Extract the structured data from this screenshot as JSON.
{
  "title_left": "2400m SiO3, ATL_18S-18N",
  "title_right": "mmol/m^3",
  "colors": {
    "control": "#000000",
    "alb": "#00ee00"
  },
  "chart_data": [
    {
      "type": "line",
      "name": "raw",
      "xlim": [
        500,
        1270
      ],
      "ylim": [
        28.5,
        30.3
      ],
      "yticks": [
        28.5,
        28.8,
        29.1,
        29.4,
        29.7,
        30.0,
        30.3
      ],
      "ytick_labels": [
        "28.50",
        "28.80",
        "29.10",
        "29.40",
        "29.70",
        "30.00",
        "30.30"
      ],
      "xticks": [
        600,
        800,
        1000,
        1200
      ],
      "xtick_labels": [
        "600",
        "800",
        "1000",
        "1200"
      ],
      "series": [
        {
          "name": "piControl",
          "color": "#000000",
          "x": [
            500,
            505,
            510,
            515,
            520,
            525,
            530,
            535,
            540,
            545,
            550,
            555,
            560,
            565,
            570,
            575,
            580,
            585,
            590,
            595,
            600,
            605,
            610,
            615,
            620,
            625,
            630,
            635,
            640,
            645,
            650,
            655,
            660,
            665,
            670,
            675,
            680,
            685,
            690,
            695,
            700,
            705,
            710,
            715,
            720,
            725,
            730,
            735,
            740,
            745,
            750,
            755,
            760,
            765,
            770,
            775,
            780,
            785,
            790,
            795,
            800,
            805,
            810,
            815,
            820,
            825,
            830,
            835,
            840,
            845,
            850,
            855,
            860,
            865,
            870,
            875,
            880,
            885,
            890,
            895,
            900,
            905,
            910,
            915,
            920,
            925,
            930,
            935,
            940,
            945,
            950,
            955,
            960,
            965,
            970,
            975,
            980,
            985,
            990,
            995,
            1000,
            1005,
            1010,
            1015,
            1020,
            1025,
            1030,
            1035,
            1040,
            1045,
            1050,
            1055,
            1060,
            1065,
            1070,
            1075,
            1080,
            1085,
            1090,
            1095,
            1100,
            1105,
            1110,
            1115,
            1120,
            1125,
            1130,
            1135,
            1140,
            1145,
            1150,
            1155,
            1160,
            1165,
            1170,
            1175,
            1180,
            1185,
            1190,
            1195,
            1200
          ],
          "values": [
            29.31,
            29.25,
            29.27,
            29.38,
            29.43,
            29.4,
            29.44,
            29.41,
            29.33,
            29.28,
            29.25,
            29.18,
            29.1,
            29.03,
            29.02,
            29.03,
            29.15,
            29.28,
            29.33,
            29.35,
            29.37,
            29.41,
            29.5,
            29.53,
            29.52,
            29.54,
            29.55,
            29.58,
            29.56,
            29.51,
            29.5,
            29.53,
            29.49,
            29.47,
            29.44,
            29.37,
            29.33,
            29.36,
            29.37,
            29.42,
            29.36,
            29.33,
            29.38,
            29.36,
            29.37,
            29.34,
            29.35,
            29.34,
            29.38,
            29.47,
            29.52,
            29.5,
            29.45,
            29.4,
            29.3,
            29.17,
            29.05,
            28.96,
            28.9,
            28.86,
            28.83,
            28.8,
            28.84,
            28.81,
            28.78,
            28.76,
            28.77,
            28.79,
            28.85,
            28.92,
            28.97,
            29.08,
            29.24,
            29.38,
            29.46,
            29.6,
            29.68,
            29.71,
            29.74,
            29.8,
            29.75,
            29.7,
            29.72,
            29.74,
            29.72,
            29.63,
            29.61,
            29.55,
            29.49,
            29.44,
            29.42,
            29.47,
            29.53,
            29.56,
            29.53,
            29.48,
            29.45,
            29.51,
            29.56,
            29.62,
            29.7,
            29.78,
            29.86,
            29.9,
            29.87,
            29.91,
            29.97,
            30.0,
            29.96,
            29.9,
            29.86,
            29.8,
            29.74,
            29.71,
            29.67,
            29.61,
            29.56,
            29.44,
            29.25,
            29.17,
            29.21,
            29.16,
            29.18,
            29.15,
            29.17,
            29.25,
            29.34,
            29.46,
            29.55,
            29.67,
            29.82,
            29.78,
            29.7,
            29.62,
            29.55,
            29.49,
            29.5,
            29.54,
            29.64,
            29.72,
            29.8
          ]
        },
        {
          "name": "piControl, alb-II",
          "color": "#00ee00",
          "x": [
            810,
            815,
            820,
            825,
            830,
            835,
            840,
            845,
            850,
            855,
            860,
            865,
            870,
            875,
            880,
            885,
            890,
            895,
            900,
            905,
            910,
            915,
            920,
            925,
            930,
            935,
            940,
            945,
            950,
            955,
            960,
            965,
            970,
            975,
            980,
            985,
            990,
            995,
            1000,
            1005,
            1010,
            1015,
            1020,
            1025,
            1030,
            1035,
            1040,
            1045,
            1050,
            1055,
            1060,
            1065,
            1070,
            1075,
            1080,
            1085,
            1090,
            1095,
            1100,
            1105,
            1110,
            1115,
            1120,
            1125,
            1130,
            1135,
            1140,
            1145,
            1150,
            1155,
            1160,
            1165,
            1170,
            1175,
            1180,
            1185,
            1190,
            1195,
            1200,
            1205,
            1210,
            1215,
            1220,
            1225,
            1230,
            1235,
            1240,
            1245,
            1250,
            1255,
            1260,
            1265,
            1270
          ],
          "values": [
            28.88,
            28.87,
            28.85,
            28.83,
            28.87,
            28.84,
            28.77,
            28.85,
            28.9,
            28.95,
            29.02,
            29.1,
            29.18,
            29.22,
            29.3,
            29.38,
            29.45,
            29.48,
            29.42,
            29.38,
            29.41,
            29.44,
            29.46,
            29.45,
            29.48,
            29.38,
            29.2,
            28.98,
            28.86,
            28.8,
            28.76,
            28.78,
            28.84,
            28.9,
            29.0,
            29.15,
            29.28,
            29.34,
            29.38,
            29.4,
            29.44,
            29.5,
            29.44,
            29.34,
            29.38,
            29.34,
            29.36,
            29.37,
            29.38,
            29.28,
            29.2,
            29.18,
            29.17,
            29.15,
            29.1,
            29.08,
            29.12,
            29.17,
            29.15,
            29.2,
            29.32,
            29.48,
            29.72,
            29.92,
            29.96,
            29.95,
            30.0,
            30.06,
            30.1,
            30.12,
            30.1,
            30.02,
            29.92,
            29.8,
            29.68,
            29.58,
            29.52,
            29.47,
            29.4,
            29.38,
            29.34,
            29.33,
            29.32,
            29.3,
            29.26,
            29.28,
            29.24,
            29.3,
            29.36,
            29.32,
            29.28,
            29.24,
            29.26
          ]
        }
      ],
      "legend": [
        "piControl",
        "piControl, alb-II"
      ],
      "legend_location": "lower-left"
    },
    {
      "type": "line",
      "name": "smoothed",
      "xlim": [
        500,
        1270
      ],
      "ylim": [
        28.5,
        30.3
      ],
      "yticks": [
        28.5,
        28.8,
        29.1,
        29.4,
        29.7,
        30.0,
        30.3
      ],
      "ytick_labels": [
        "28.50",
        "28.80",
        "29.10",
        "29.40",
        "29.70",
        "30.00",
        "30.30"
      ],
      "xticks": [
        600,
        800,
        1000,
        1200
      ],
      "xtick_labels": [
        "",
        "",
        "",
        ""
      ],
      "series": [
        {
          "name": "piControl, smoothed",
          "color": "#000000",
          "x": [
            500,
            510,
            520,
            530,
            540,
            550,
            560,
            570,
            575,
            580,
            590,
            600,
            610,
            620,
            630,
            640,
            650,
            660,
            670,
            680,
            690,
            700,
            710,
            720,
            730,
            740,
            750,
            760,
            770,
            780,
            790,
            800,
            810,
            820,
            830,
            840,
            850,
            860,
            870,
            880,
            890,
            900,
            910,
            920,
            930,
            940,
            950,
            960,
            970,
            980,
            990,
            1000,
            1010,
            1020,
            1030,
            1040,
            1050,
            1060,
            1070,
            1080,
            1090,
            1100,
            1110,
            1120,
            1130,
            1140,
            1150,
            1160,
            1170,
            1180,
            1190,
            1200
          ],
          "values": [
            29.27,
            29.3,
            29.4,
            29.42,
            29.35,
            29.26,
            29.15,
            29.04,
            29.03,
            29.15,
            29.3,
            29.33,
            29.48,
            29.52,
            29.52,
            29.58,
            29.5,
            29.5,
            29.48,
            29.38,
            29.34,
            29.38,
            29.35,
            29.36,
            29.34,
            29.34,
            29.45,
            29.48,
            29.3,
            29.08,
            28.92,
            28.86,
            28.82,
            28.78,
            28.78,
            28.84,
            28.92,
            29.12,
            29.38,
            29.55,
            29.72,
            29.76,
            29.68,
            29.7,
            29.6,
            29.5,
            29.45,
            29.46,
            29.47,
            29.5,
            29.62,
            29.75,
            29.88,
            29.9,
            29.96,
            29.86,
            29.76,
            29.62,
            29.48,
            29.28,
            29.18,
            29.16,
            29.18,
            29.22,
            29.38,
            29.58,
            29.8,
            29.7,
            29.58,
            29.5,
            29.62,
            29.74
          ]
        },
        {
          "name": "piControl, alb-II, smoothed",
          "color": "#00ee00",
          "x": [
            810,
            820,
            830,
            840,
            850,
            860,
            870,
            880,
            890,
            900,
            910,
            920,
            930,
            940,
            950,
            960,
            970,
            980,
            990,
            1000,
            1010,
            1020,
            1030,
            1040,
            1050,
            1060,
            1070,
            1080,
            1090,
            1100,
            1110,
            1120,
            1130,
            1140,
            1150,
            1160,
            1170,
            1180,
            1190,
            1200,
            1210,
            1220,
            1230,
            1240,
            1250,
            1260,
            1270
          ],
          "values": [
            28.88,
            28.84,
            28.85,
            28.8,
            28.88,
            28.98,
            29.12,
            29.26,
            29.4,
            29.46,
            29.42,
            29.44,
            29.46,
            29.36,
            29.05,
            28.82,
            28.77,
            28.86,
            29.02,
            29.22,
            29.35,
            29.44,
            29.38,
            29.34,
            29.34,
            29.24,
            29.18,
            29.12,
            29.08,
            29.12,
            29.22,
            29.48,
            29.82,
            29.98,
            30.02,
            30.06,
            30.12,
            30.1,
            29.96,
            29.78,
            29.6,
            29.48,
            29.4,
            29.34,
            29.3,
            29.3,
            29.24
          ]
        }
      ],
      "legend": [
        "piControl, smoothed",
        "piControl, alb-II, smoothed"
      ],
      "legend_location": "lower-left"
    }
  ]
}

=======

- _REQUIRED TASK_
Tally up the lines in the records that contain the word "smoothed" and give only the total.

- _FULL RESPONSE_
5